Work to be completed: Quote the blueberry newsletter exactly, starting at "Disclaimer: The information" and continuing up to and including "to the editor.".

Reading text:
******

The Blueberry News
Official Newsletter of the Florida Blueberry Growers' Association
Fall Issue, 2000
Fall Issue, 2000, Compiled October, 2000
Editor: Jeff Williamson
Officers: Jerry Mixon, Jr. (president), Dean Deihl (vice president), Sheri Brothers (secretary and treasurer), Jeff Williamson (educational program director
and newsletter editor).
Board of Directors: Jerry Mixon, Jr., Dean Deihl, Ken Patterson, Jimmy Miller, Gerald Mixon, Bob Payne, Steve Blount and Paul Lyrene.
Disclaimer: The information in this newsletter was selected with good intentions by the editor. It does not necessarily reflect the opinions of
the editor, the Florida Blueberry Growers' Association or the Association Directors. The reader should not assume that the information
presented in the newsletter is being recommended for his or her farm. Especially where pesticides or growth regulators are mentioned, be
sure to follow their labels exactly. If you have comments, corrections, or suggestions regarding the newsletter, please write to the editor.
Fall Blueberry Short Course
Tuesday, November 21, 2000
Florida Farm Bureau Building
5700 SW 34th Street
8:30 a.m. Late Registration late registration at the door is $20 per person and does not guarantee a meal.
9:15 a.m. Welcome Florida Farm Bureau Federation, Ag Policy representative, Florida Farm Bureau,
9:25 a.m. Opening remarks and USA Blueberry Council update Mr. Jerry Mixon, FBGA
president, Haines City, Fla.
9:40 a.m. Update on thrips and gall midge infestations on blueberries in the S.E. United
States and implications for their control Dr. Blair Sampson, research entomologist, USDA-ARS,
Small Fruit Research Station, Poplarville, Miss.
10:10 a.m. Review of effective weed control practices in blueberries Dr. Tim Crocker,
extension horticulturist, Horticultural Sciences Dept., IFAS, University of Florida, Gainesville, Fla.
10:30 a.m. Break
10:45 a.m. Postharvest Quality: Recent Studies on Cooling and Handling Dr. Steve Sargent,
extension postharvest horticulturist, Horticultural Sciences Dept., IFAS, University of Florida, Gainesville, Fla.
11:15 a.m. Overview on the state of Floridas Blueberry Industry Dr. Paul Lyrene, blueberry
breeder, Horticultural Sciences Dept., University of Florida, IFAS, Gainesville, Fla.
11:35 a.m. FBGA Business Meeting Mr. Jerry Mixon, FBGA president, presiding
12:15 p.m. Catered lunch at the Horticultural Research Unit (see directions below).

******

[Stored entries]
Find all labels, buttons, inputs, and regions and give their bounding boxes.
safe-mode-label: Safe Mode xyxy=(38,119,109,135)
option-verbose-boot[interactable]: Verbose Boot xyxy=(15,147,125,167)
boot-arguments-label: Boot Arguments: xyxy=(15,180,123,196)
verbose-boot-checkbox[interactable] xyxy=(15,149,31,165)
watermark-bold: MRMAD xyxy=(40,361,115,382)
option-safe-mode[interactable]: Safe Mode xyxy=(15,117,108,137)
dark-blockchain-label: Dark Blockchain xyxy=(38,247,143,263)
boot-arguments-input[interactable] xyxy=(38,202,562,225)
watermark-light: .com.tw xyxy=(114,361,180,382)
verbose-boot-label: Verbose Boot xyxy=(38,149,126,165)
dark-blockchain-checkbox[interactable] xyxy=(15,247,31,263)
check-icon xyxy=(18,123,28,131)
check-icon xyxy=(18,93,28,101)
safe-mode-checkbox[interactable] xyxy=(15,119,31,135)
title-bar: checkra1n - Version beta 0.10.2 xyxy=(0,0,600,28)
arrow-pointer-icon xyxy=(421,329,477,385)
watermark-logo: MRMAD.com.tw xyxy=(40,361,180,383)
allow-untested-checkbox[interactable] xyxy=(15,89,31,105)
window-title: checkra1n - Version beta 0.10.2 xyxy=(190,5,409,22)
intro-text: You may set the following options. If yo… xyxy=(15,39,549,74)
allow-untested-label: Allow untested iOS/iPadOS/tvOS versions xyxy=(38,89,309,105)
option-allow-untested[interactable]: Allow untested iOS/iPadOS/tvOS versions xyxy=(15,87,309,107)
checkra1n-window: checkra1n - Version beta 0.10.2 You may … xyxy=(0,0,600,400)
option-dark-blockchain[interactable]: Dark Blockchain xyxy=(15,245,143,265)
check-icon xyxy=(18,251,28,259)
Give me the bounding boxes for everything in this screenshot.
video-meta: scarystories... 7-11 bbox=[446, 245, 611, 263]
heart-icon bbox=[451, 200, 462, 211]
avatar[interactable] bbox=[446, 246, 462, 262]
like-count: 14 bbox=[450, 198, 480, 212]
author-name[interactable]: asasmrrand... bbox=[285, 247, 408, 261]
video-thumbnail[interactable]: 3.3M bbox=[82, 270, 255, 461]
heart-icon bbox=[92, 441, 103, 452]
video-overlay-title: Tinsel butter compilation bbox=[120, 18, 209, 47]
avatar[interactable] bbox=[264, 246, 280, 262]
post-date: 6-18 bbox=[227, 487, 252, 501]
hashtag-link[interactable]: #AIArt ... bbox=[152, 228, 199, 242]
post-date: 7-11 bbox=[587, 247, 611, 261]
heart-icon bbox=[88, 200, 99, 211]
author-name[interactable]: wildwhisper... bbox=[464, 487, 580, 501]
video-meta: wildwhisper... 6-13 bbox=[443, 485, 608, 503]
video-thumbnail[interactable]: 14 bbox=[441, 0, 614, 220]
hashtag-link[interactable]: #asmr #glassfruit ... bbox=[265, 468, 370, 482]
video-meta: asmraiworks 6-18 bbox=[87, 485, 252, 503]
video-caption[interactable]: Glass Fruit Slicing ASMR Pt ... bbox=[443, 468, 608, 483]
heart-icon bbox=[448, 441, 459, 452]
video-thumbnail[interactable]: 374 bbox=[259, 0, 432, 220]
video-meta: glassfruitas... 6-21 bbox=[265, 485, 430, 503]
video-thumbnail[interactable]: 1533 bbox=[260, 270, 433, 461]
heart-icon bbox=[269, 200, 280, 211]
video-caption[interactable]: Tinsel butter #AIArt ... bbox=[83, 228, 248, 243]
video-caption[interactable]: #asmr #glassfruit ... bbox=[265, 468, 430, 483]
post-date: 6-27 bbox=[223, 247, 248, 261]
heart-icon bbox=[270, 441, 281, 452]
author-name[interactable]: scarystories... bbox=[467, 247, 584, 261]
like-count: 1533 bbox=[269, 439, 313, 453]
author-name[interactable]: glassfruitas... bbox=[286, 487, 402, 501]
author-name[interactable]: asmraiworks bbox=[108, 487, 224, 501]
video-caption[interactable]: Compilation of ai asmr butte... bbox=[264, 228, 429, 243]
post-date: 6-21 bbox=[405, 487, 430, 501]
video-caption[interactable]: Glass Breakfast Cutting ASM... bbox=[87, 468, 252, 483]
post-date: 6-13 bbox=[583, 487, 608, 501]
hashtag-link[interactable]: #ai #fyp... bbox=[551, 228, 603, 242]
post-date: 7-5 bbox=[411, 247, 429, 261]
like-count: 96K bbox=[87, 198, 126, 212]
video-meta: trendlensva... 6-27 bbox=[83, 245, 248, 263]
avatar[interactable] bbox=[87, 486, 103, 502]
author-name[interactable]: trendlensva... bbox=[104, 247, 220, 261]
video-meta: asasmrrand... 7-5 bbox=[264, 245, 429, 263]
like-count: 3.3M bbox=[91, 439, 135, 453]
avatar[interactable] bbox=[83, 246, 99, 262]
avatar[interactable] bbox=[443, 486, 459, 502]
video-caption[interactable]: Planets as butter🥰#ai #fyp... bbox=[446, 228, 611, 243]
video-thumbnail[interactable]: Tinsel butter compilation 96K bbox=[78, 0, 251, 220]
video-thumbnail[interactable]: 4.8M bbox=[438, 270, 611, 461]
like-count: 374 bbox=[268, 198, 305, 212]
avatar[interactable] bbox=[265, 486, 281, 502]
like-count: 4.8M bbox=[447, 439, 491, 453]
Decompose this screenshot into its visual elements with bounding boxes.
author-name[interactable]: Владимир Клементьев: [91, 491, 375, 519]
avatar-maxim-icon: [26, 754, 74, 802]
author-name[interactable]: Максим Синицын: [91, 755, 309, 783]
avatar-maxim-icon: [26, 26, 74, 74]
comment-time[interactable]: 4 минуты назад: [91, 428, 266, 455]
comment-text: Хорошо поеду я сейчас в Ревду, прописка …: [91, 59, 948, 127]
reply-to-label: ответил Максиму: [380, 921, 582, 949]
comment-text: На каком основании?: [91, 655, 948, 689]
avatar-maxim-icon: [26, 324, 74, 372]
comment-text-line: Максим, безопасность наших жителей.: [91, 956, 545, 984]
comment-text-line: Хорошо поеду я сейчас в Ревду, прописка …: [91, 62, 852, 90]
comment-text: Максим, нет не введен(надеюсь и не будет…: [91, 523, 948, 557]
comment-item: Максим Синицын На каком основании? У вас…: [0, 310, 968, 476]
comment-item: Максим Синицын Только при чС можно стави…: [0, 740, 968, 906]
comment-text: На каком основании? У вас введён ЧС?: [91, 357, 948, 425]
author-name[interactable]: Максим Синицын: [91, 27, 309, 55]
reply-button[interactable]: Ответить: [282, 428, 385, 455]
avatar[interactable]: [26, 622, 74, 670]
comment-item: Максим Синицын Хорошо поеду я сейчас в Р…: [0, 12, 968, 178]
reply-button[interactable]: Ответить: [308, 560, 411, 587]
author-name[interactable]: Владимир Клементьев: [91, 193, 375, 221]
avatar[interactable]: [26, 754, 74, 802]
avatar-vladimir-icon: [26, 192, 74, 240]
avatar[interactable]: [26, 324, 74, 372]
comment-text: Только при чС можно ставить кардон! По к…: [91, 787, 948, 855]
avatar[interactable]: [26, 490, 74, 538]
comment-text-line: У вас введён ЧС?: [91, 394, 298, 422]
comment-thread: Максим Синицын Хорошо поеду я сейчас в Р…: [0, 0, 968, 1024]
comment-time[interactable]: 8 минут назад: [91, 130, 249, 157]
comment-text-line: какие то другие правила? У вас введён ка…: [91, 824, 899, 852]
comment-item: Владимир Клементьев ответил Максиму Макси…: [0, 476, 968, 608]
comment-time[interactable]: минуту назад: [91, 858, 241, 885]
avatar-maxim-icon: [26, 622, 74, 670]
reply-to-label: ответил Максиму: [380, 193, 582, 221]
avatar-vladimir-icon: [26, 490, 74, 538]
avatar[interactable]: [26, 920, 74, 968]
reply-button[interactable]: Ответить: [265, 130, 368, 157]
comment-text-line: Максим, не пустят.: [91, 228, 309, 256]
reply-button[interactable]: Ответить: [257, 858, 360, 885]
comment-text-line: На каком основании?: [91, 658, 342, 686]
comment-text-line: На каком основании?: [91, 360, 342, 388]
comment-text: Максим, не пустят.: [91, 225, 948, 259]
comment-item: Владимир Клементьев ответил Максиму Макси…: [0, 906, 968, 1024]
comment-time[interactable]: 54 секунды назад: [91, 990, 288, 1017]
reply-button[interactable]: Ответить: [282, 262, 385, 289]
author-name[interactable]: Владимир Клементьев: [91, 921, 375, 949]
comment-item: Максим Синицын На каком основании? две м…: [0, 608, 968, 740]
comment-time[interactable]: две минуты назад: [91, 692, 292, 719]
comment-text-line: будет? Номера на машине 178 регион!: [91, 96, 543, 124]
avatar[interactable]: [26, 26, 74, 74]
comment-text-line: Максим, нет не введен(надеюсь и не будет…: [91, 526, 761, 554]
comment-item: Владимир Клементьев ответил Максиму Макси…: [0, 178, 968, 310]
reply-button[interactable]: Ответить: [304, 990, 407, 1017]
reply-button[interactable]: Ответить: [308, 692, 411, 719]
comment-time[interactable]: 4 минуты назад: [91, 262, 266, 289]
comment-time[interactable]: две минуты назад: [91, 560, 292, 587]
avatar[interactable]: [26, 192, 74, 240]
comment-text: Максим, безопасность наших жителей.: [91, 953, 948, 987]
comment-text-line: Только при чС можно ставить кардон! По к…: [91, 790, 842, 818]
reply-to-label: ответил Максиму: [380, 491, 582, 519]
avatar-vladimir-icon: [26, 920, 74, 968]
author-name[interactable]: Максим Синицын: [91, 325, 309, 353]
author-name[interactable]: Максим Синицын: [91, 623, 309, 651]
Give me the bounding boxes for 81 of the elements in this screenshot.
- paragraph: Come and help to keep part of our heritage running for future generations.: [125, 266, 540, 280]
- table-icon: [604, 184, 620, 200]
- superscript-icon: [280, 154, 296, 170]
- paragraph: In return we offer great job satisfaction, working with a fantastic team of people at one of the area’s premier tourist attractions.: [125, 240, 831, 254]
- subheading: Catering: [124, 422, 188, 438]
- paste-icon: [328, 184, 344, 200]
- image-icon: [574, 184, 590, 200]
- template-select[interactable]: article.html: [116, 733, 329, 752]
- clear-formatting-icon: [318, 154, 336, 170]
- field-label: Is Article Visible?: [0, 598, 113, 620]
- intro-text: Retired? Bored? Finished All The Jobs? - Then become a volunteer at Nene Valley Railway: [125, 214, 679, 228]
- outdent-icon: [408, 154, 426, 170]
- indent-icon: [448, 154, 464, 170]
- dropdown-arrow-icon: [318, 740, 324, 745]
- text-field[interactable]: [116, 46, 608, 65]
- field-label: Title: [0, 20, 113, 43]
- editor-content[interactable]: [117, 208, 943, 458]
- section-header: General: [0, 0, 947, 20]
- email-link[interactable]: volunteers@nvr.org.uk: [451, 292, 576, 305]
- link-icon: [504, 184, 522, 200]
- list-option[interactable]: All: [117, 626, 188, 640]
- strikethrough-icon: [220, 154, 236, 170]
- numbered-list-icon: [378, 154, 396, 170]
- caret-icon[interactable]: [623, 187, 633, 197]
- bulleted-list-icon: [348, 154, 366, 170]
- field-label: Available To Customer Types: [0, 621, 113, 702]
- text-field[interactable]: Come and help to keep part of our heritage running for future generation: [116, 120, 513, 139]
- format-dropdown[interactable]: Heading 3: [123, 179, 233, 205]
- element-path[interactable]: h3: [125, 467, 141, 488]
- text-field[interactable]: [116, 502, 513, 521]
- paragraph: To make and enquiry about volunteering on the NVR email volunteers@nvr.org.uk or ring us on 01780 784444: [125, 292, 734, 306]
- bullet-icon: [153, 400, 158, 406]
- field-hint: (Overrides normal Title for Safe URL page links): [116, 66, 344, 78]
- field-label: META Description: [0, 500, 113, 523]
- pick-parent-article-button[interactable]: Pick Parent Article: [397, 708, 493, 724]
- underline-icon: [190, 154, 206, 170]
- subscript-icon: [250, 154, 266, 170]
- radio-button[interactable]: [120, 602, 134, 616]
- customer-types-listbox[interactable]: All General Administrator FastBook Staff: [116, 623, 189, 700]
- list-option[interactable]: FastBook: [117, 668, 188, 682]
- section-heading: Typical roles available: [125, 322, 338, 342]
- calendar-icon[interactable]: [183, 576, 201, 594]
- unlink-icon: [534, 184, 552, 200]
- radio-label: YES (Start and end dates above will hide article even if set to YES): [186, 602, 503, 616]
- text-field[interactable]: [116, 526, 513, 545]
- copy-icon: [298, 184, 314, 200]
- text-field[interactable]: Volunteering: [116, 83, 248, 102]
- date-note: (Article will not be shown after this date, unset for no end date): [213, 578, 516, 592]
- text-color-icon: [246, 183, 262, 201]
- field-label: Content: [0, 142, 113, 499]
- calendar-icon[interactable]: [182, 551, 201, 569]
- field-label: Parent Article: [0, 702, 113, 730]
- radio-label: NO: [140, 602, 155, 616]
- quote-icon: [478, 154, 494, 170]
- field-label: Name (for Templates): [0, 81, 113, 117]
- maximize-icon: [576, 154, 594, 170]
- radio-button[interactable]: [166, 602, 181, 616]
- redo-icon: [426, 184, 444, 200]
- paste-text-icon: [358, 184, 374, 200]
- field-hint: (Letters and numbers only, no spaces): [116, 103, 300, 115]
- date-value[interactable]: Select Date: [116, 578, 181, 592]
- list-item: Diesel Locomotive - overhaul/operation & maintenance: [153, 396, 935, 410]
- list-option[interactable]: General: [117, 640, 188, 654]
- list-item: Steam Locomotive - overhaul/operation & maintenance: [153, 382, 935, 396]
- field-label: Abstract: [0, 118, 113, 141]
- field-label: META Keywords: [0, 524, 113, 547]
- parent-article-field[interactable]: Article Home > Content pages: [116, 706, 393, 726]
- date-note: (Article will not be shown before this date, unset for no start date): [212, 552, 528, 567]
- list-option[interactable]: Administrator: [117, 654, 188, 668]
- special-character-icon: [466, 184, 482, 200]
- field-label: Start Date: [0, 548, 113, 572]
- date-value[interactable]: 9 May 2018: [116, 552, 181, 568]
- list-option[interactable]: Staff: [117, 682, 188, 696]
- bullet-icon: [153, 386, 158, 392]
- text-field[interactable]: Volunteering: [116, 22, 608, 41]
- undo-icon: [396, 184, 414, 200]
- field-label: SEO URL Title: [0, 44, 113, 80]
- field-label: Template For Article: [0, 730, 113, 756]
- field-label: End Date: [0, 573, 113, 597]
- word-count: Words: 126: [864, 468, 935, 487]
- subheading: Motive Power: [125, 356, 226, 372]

******

Result of this task:
Disclaimer: The information in this newsletter was selected with good intentions by the editor. It does not necessarily reflect the opinions of
the editor, the Florida Blueberry Growers' Association or the Association Directors. The reader should not assume that the information
presented in the newsletter is being recommended for his or her farm. Especially where pesticides or growth regulators are mentioned, be
sure to follow their labels exactly. If you have comments, corrections, or suggestions regarding the newsletter, please write to the editor.